[Extracted records]

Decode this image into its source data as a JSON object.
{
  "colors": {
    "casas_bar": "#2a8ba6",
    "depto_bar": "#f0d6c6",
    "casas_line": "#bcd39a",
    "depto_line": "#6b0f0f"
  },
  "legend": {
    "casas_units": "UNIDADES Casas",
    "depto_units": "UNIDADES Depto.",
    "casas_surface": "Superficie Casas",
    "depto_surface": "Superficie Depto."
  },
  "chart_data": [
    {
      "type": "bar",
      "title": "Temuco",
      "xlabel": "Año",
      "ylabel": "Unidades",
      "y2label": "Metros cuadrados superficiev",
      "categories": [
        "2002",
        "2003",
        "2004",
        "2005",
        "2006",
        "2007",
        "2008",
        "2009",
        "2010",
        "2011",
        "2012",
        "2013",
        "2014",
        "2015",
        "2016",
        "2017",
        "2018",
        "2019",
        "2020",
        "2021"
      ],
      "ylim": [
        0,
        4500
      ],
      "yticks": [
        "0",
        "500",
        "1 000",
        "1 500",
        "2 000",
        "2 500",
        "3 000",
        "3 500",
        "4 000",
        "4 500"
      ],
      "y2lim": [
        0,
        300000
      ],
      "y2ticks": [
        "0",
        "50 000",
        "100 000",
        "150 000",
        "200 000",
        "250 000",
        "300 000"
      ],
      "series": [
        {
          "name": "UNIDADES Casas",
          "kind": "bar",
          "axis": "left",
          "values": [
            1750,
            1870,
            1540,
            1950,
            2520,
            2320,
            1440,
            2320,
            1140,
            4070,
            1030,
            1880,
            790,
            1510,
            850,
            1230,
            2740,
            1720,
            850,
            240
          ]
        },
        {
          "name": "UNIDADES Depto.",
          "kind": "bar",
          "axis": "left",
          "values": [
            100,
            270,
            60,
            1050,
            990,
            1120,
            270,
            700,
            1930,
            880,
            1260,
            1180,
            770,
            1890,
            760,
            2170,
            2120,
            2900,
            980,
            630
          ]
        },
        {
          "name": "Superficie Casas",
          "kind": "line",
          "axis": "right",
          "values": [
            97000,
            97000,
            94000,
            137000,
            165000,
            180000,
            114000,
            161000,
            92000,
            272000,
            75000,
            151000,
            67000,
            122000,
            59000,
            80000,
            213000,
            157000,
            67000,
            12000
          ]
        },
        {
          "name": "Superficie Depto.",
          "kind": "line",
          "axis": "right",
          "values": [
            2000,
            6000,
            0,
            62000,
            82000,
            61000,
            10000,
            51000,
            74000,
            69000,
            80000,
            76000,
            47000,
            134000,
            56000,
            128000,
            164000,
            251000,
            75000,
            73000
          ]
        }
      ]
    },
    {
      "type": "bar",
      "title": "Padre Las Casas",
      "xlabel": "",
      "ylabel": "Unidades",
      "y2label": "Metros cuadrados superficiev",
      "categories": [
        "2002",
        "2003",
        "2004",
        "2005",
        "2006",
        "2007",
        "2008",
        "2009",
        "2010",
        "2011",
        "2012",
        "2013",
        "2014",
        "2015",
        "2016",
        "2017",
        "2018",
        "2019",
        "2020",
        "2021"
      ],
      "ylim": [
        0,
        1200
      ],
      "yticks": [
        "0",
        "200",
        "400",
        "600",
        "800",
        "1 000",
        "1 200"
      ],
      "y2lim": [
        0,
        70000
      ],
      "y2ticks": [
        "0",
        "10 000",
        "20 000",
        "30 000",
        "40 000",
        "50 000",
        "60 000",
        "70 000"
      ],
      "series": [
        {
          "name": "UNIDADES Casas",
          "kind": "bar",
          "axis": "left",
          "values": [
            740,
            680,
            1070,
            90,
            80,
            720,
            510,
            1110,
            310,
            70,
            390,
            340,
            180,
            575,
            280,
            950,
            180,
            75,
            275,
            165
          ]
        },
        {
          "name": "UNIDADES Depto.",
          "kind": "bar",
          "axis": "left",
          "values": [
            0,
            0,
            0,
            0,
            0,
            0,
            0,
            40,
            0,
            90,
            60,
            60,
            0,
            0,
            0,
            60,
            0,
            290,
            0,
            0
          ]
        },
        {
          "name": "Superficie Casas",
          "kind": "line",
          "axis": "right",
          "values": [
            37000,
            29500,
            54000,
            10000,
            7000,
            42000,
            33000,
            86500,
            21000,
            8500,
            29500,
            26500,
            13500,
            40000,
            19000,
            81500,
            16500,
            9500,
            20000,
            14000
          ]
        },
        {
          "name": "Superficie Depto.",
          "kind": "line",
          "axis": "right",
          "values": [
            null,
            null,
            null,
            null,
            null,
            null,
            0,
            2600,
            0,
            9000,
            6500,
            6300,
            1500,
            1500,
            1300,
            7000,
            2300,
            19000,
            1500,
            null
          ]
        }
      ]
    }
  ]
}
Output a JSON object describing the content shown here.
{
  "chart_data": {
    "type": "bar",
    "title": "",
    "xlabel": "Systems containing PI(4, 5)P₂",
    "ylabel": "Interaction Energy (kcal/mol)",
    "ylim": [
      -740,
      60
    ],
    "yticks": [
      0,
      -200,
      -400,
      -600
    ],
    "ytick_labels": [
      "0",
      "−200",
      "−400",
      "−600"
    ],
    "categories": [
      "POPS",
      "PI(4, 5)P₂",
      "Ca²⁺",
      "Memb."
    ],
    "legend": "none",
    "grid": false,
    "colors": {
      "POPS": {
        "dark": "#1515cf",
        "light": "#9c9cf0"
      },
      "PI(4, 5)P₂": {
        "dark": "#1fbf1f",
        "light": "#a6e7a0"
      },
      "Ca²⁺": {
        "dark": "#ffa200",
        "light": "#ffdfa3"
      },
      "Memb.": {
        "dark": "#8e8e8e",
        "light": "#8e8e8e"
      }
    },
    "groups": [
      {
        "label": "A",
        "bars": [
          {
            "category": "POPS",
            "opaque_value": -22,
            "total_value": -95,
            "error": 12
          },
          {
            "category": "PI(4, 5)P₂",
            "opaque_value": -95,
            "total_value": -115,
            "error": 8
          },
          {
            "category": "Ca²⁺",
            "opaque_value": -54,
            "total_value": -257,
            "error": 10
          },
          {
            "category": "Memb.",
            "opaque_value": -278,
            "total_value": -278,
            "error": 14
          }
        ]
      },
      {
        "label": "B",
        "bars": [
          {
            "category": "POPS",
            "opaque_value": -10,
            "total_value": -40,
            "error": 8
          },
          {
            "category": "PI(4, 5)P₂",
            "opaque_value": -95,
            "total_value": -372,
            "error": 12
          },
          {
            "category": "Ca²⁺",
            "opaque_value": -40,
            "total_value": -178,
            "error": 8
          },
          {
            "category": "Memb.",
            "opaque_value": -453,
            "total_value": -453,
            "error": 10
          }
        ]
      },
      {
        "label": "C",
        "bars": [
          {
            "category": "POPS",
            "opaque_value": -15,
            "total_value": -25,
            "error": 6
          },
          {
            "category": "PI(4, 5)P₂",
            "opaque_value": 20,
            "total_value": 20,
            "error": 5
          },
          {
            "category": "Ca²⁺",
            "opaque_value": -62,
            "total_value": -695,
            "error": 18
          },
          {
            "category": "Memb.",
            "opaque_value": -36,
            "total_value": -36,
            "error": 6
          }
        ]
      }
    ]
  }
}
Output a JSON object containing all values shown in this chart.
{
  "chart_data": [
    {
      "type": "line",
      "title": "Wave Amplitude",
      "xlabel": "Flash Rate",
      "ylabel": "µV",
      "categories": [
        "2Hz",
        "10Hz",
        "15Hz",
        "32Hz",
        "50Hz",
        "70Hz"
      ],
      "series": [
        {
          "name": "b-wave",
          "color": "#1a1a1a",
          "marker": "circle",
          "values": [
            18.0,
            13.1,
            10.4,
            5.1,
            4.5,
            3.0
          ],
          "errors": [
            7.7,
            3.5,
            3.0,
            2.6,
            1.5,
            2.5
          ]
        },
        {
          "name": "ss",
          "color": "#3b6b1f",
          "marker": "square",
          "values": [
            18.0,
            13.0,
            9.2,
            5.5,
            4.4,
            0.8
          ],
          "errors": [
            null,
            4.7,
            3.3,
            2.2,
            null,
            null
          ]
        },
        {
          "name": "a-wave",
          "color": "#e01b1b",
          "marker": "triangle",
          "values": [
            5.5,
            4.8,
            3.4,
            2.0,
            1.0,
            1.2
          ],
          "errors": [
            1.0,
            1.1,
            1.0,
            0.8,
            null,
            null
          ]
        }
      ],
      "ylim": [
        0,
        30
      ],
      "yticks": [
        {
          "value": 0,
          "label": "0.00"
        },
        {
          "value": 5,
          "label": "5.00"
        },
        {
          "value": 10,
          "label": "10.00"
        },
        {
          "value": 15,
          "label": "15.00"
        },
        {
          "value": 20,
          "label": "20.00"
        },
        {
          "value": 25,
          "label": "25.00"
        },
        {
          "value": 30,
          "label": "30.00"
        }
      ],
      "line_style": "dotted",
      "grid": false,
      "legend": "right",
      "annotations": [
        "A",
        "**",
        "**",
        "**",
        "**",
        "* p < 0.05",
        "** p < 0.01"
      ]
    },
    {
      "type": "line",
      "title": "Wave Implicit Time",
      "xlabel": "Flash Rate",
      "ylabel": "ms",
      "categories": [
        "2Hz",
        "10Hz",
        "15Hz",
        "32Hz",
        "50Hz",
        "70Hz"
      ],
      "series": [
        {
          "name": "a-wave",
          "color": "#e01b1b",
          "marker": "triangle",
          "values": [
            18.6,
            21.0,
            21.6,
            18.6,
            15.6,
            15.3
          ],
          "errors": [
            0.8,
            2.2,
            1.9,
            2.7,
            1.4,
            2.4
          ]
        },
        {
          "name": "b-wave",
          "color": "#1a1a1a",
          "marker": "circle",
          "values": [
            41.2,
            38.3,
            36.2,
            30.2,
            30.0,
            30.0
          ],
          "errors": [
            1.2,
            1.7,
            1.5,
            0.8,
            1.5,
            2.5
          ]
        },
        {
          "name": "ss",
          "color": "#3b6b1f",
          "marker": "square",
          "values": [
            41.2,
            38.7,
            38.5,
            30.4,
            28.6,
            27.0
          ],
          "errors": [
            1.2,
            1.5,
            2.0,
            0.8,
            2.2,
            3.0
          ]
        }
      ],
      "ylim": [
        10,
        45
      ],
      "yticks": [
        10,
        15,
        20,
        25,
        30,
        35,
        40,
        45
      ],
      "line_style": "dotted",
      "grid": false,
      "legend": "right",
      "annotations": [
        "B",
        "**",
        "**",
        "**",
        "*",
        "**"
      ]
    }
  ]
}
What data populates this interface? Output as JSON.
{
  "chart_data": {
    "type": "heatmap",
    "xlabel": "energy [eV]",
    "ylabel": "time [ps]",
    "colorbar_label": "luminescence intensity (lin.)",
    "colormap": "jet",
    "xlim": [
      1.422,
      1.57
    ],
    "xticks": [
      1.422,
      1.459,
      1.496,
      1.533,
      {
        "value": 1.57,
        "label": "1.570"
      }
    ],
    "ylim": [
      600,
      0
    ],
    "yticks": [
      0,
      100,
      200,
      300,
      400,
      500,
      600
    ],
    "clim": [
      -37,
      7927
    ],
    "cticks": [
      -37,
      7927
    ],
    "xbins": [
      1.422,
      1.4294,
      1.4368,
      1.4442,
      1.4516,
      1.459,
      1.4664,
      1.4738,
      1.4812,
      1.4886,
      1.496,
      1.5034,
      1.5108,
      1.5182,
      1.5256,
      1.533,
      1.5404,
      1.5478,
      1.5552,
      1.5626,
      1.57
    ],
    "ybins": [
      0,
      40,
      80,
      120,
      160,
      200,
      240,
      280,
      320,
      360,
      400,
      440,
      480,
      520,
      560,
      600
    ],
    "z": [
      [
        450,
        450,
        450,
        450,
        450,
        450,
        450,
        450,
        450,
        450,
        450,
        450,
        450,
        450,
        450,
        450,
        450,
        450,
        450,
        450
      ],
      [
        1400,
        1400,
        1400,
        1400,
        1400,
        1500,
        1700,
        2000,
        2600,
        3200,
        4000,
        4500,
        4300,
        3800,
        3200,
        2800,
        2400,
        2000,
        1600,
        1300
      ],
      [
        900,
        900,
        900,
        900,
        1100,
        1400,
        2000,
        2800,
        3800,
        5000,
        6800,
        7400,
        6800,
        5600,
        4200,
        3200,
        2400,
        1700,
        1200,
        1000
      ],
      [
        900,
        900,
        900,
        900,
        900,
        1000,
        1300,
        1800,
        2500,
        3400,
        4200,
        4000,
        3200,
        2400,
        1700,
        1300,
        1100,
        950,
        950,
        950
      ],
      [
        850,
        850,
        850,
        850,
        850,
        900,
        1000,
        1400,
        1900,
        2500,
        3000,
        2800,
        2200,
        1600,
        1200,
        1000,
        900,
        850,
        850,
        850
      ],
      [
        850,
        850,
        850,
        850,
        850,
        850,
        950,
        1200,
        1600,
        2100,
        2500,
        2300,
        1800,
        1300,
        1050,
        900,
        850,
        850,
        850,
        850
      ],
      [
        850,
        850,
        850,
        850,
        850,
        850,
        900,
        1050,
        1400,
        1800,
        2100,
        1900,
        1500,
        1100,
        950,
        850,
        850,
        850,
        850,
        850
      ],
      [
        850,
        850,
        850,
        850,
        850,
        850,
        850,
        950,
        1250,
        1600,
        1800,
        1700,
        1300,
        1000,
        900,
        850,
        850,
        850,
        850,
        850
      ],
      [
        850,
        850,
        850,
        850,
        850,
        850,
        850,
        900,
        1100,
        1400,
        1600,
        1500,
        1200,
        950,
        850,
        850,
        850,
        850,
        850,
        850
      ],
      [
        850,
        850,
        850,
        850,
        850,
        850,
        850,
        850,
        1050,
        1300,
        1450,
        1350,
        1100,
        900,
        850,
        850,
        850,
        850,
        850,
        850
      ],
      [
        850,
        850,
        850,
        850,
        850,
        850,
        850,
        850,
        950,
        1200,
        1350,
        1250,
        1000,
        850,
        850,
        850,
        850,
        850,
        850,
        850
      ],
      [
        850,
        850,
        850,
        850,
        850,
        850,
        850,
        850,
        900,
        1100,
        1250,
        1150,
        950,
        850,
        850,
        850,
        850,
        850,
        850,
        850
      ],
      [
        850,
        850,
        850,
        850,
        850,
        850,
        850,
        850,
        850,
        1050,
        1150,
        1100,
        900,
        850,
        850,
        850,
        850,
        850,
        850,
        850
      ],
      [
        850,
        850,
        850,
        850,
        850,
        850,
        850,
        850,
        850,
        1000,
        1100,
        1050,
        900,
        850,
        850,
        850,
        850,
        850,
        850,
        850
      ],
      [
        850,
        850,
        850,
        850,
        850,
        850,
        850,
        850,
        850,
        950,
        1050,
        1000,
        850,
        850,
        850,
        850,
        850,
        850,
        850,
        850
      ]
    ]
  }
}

Stated problem:
How many lines in the listing above contain "ylabel"? Answer with the number alone.

Task answer:
6